:: TEXT SECTION ::
Severe complications

Chlamydia is the most reported sexually transmitted disease and affects about 4 million people in the United States each year, according to the Centers for Disease Control and Prevention. And yet, while there are vaccines for other sexually transmitted infections including HPV, hepatitis A and hepatitis B, there is none for chlamydia.

The infection often is left untreated due to the lack of specific symptoms. Untreated chlamydial infections can lead to severe complications including pelvic inflammatory disease, infertility and ectopic pregnancy.

Zhong said the prospective vaccine, called intrOv, came about after several years of persistent effort studying chlamydial pathogenic mechanisms in mice.

While investigating mouse-adapted chlamydia, the team accidently found that genital chlamydia that spread to the gastrointestinal tract established long-standing colonization.
:::
:: EXTRACTED DATA ::
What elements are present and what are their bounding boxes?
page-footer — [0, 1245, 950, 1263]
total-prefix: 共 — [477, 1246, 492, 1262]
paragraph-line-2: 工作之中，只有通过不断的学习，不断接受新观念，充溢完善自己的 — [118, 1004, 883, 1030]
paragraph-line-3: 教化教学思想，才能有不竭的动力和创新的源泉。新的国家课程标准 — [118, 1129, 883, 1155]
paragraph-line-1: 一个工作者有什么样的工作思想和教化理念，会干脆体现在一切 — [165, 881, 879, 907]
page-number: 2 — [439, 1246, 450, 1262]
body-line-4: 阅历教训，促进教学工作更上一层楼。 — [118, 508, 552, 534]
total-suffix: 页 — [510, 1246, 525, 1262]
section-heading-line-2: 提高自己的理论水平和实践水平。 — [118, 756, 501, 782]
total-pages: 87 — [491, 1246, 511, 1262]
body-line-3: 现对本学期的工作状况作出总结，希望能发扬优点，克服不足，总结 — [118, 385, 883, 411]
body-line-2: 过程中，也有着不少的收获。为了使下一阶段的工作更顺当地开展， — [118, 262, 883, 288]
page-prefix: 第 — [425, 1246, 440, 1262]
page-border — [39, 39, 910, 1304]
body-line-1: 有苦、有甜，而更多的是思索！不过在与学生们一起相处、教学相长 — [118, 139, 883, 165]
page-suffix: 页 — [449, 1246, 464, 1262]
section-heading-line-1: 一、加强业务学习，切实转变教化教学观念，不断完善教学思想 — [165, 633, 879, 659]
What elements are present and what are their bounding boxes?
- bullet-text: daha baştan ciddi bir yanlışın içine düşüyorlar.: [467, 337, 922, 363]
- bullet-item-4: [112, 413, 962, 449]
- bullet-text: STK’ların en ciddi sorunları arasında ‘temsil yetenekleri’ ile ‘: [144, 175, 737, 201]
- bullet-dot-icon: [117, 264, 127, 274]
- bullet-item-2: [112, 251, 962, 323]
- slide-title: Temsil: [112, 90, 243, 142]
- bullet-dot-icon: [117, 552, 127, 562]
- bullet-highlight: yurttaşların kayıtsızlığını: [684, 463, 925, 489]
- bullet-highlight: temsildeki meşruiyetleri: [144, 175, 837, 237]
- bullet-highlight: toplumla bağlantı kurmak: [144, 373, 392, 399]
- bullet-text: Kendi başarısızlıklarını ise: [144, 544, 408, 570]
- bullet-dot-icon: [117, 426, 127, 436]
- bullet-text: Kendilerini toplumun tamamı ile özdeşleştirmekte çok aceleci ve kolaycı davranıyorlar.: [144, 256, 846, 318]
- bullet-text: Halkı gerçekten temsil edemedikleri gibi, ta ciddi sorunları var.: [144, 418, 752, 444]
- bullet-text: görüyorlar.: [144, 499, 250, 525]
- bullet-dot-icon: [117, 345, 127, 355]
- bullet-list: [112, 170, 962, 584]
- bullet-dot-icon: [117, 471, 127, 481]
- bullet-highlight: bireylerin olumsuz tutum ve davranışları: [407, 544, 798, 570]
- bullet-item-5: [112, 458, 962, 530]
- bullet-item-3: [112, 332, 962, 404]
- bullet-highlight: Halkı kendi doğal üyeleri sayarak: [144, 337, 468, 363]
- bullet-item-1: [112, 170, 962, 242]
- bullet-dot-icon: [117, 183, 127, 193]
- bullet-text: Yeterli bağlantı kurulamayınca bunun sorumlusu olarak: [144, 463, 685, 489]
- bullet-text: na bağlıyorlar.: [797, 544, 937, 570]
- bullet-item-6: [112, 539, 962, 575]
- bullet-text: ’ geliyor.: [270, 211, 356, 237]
:::
## PROBLEMS TO WORK ON
a - According to the chlamydia text, roughly how many people in the United States does chlamydia affect each year?
b - Quote the passage of the chlamydia text that begins with the words containing "Chlamydia is the" and ends with "and ectopic pregnancy.".

## SOLUTIONS TO EACH TASK
a - About 4 million people.

b -
Chlamydia is the most reported sexually transmitted disease and affects about 4 million people in the United States each year, according to the Centers for Disease Control and Prevention. And yet, while there are vaccines for other sexually transmitted infections including HPV, hepatitis A and hepatitis B, there is none for chlamydia.

The infection often is left untreated due to the lack of specific symptoms. Untreated chlamydial infections can lead to severe complications including pelvic inflammatory disease, infertility and ectopic pregnancy.